• [WORK INSTRUCTIONS] Every record should be written out exactly, with the pictures left out.

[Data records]

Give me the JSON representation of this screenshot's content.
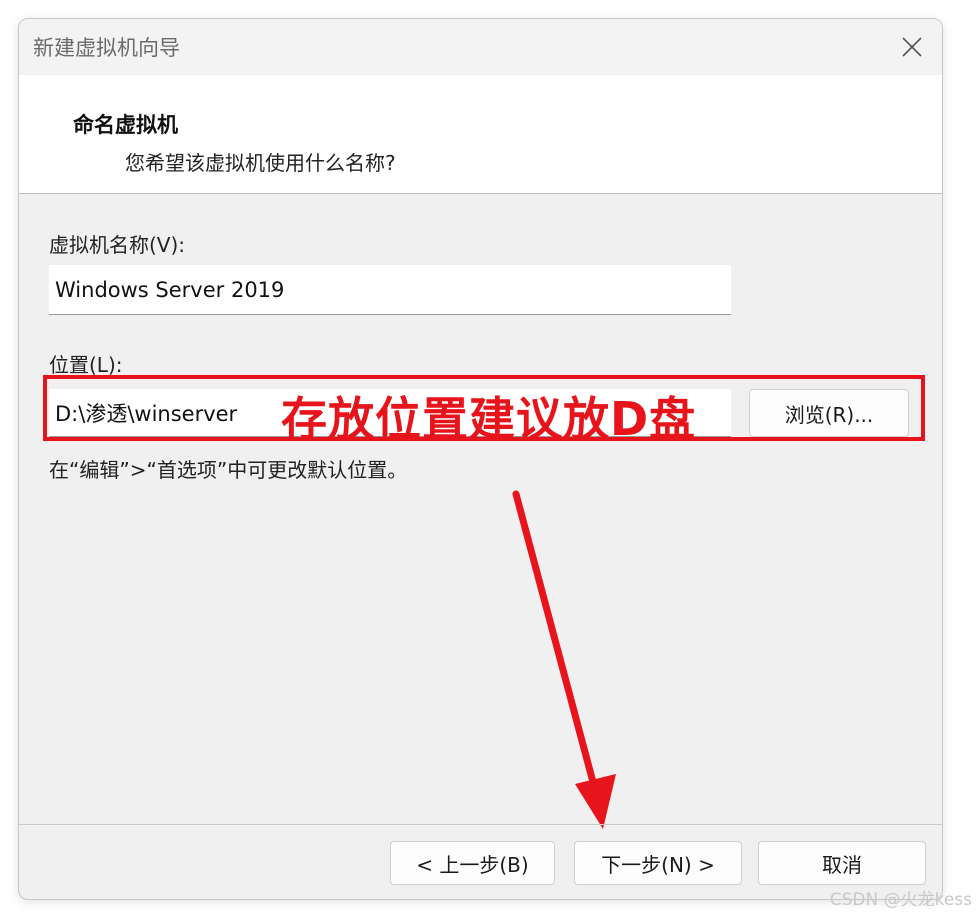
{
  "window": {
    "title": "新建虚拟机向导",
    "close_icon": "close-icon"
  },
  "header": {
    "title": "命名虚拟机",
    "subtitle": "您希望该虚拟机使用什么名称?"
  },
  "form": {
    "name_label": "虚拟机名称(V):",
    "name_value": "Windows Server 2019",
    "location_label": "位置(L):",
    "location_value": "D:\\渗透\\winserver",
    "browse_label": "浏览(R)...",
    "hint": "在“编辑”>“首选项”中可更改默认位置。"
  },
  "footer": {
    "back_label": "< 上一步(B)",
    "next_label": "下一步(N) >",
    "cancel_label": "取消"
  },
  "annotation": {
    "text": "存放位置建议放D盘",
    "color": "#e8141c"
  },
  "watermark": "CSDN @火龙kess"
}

• [EXERCISE RESULT]
Give me the JSON representation of this screenshot's content.
{
  "window": {
    "title": "新建虚拟机向导",
    "close_icon": "close-icon"
  },
  "header": {
    "title": "命名虚拟机",
    "subtitle": "您希望该虚拟机使用什么名称?"
  },
  "form": {
    "name_label": "虚拟机名称(V):",
    "name_value": "Windows Server 2019",
    "location_label": "位置(L):",
    "location_value": "D:\\渗透\\winserver",
    "browse_label": "浏览(R)...",
    "hint": "在“编辑”>“首选项”中可更改默认位置。"
  },
  "footer": {
    "back_label": "< 上一步(B)",
    "next_label": "下一步(N) >",
    "cancel_label": "取消"
  },
  "annotation": {
    "text": "存放位置建议放D盘",
    "color": "#e8141c"
  },
  "watermark": "CSDN @火龙kess"
}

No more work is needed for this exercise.